■ **Your goal**:
Narrow the data below down to the lines containing "icon".

[Records that describe figures]
# # #

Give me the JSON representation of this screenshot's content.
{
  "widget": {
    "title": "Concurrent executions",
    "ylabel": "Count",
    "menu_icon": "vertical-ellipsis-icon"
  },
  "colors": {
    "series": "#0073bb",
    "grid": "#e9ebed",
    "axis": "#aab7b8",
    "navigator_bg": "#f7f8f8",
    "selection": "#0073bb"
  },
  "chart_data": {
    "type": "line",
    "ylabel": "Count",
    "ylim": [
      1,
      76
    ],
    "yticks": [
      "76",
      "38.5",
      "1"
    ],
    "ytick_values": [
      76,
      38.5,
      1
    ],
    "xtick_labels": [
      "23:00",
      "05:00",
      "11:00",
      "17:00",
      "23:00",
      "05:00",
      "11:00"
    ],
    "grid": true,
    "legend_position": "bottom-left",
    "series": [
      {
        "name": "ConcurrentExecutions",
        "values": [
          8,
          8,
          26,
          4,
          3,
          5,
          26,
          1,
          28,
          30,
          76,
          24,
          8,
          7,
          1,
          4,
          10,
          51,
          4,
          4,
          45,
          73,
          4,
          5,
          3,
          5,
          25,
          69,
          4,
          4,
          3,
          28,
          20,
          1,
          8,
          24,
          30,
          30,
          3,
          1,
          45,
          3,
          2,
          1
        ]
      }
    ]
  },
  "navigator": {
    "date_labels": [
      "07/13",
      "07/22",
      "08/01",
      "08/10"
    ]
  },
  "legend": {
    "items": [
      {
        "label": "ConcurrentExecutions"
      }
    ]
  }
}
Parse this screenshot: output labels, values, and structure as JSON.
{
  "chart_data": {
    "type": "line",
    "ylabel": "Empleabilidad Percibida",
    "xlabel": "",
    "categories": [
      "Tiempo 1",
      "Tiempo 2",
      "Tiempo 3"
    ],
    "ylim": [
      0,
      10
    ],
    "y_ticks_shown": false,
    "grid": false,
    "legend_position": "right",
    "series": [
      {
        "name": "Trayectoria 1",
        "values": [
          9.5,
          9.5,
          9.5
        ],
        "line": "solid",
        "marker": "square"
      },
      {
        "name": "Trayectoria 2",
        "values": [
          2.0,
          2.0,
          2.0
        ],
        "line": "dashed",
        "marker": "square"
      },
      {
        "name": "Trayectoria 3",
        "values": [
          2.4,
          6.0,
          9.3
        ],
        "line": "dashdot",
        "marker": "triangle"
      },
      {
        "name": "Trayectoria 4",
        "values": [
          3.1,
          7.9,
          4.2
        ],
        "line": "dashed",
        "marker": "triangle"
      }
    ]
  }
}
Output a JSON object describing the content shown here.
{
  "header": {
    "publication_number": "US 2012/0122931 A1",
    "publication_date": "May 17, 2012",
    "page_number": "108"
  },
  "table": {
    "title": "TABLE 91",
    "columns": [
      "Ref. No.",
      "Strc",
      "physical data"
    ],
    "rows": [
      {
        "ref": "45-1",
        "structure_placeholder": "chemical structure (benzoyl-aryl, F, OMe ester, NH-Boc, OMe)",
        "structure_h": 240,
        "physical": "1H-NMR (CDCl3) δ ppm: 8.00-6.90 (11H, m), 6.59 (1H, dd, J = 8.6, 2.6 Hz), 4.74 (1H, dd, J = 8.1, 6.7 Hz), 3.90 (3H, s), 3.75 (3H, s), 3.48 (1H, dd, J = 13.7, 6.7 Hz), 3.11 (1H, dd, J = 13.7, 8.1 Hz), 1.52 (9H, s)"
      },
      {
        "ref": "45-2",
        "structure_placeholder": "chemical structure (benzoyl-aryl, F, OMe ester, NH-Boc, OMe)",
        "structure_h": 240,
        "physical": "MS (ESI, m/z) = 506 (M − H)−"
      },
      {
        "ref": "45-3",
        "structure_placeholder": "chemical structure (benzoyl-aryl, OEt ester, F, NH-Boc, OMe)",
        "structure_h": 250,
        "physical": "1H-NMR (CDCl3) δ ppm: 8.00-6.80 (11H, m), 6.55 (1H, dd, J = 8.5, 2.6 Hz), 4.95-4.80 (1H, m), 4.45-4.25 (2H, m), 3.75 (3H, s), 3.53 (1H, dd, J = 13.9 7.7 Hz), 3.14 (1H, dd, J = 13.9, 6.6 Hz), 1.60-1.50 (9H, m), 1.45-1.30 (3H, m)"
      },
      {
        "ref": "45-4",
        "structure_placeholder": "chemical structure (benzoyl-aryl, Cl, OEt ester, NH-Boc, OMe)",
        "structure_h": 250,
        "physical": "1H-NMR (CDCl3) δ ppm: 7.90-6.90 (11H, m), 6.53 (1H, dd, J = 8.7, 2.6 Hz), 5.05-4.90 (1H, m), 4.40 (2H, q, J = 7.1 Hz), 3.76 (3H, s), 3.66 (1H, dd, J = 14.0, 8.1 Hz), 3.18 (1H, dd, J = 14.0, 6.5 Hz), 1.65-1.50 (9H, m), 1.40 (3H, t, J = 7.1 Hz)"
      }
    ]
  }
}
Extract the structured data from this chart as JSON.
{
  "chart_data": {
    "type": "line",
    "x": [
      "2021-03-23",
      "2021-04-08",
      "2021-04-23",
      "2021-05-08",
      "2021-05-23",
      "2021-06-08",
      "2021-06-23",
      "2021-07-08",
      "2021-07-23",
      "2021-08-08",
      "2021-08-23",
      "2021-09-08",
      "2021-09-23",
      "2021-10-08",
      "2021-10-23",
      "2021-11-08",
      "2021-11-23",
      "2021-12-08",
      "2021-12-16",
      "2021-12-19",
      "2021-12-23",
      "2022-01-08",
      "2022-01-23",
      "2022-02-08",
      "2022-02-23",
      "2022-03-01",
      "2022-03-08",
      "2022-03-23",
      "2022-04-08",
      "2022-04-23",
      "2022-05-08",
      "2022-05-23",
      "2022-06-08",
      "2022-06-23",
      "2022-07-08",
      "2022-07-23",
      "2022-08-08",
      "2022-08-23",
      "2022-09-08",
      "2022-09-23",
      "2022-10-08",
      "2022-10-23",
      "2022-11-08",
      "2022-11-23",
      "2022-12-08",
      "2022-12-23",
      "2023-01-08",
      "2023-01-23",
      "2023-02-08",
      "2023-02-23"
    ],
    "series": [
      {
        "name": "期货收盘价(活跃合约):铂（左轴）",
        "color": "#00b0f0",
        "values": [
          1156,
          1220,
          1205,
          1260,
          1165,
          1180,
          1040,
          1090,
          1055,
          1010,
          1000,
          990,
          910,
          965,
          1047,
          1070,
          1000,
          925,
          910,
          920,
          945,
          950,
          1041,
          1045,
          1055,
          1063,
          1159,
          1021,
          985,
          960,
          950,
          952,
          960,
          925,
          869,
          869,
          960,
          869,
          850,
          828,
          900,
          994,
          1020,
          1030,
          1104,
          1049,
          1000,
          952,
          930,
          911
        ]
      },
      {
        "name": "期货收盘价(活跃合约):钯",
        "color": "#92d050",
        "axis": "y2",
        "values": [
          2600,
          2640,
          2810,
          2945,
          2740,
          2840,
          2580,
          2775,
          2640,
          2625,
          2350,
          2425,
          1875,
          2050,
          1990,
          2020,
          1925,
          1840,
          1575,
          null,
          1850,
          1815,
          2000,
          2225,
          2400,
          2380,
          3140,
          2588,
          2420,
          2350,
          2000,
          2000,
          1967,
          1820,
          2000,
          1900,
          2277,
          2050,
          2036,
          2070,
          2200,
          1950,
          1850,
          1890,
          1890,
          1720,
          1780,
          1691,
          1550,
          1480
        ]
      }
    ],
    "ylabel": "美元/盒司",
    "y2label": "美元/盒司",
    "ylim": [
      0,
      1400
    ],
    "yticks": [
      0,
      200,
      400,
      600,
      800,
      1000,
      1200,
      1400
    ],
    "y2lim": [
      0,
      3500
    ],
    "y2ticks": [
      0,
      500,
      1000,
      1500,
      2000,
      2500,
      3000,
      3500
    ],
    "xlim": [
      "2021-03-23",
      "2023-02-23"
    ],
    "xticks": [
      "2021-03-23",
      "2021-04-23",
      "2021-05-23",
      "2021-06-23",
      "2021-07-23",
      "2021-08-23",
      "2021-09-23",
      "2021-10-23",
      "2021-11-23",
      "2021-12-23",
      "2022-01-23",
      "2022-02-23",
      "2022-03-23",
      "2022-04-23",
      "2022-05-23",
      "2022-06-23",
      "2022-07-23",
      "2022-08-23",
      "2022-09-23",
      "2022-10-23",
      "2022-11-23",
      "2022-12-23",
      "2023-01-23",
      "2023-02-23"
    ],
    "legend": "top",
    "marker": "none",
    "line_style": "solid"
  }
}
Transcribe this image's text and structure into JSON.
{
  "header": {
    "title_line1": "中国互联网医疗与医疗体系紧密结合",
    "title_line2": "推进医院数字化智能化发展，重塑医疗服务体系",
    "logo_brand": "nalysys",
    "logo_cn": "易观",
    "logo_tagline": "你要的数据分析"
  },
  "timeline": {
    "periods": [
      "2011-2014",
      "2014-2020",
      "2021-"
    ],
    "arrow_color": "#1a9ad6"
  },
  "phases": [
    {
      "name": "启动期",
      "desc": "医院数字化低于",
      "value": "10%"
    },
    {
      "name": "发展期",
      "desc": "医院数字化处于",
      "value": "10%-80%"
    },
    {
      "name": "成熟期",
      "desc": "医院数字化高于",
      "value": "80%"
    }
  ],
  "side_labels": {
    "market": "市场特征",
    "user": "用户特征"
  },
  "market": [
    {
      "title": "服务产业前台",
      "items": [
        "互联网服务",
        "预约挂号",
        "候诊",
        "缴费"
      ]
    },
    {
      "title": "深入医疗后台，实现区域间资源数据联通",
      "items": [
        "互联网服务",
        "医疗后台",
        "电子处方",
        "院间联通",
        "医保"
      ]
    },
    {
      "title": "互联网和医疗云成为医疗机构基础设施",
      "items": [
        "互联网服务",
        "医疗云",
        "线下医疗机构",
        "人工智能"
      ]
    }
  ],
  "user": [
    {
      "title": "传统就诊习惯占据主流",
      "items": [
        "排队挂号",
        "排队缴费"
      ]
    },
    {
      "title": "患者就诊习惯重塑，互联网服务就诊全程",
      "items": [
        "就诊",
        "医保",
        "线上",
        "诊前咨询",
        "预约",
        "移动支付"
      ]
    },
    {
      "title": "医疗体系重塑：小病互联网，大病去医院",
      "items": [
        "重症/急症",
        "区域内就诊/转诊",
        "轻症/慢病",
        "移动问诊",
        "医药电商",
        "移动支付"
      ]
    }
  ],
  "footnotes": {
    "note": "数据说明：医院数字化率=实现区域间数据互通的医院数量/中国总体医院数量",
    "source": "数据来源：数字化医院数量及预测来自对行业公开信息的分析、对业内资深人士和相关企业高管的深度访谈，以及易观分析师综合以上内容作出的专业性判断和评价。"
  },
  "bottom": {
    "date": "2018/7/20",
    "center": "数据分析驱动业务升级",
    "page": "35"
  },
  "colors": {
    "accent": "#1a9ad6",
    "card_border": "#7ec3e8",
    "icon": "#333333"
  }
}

# # #

■ **Reply**:
    "menu_icon": "vertical-ellipsis-icon"
    "icon": "#333333"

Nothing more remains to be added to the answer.